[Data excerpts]
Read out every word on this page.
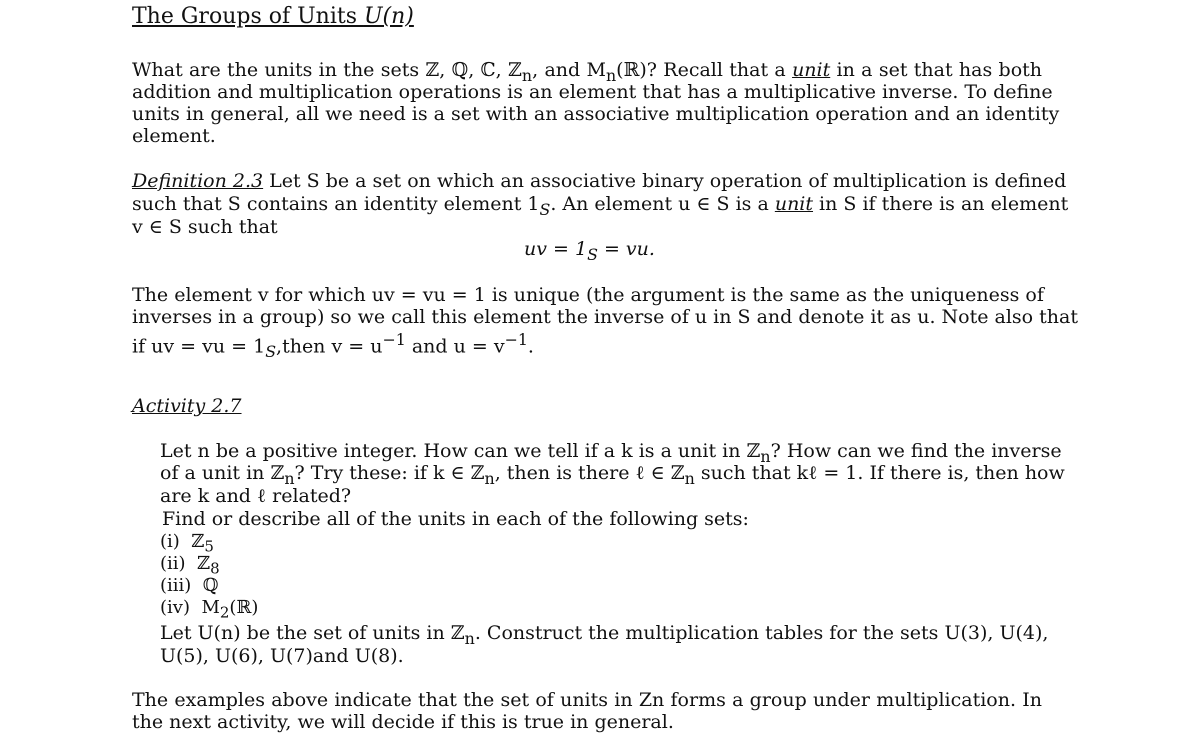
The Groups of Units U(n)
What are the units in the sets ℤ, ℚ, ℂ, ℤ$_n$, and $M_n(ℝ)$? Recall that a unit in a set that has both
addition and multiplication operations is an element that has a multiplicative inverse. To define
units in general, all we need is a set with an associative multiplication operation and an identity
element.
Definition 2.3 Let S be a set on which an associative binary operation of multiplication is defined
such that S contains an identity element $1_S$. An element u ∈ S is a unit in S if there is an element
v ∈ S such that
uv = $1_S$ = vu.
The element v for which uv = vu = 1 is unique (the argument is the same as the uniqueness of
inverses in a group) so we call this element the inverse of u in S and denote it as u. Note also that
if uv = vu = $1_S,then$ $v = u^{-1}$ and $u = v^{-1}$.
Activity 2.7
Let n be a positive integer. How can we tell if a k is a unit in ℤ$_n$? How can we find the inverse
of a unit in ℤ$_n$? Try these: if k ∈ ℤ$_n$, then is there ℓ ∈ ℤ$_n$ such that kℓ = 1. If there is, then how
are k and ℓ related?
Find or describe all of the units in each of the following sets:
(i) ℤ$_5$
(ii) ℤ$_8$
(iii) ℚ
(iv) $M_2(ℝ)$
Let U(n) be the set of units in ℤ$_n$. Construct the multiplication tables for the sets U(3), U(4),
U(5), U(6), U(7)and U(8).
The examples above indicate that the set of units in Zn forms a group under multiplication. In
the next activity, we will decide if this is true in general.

...

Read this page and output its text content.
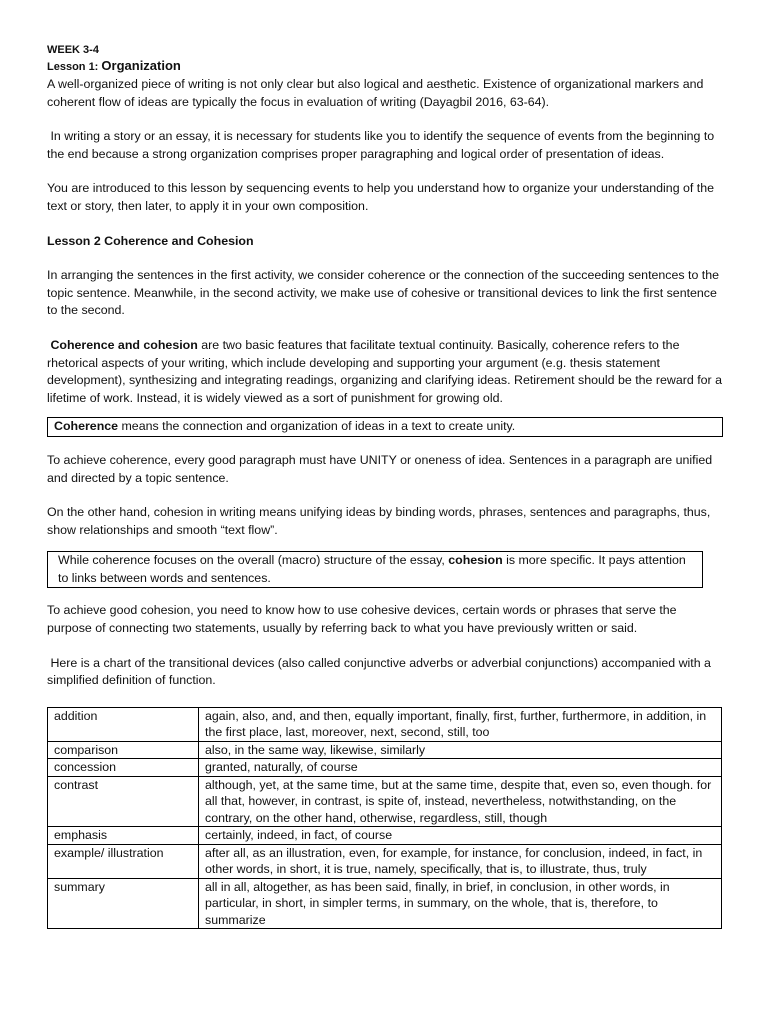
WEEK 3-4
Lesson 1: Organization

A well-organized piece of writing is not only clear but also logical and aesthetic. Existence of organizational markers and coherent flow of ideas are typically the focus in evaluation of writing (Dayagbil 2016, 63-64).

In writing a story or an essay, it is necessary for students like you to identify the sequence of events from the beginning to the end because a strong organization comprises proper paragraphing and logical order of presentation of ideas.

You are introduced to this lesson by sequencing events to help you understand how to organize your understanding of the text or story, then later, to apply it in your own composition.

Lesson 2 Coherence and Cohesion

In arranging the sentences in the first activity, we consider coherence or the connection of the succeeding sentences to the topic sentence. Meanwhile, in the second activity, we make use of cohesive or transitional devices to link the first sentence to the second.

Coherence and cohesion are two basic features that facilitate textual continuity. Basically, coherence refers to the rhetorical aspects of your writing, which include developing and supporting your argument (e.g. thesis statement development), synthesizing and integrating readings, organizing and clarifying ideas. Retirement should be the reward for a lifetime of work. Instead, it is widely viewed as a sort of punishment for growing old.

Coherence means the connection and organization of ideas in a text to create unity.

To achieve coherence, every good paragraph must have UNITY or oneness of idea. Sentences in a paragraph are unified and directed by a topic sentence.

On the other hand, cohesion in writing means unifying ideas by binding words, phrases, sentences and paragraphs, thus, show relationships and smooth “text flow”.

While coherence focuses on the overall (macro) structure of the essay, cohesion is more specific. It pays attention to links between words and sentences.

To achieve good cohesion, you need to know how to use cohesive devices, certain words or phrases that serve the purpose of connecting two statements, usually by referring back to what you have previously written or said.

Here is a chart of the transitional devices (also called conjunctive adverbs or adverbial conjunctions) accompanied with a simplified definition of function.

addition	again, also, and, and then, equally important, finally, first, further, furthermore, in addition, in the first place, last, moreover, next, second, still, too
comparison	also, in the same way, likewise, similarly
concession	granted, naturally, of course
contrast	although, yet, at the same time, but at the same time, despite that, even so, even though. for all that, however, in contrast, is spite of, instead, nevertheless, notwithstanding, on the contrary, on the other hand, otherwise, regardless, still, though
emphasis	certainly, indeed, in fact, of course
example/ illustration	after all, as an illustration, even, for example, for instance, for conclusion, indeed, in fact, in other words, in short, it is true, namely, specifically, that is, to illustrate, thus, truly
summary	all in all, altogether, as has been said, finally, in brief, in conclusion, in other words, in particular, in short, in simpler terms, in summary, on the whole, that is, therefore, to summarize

...

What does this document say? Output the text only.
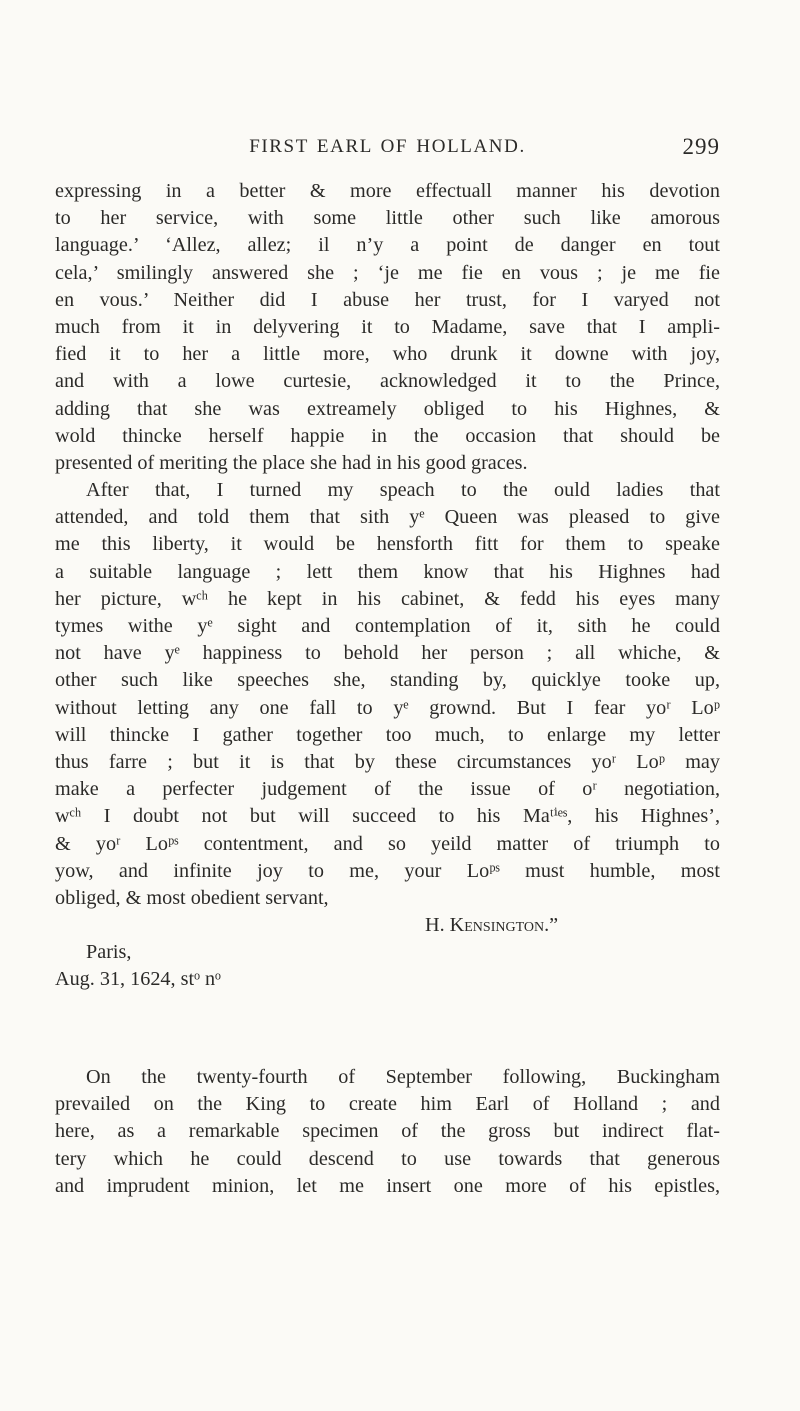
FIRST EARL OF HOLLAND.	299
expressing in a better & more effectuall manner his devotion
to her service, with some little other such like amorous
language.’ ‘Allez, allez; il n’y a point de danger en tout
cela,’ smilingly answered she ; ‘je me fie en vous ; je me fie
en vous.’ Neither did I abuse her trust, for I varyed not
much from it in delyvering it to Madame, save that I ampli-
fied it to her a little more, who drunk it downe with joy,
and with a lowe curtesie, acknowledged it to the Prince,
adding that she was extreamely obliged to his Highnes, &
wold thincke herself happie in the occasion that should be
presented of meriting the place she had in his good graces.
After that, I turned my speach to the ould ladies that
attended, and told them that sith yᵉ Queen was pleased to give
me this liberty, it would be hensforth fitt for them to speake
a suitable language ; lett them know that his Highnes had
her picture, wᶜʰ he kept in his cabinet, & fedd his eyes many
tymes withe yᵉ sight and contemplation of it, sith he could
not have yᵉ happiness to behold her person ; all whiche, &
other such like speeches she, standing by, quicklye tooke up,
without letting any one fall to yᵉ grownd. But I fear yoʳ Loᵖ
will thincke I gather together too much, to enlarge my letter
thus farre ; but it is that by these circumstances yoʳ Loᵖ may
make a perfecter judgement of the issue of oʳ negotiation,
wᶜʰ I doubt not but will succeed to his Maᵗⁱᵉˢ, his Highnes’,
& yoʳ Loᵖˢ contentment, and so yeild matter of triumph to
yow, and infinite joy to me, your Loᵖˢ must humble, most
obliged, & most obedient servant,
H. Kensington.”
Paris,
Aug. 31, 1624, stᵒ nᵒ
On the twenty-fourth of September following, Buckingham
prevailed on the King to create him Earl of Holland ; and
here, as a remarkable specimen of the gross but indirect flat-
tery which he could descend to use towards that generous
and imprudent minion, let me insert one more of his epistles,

• Problem to work on:
The word "much" appears in how many lines of the records? Give the number only.

• Result for this task:
2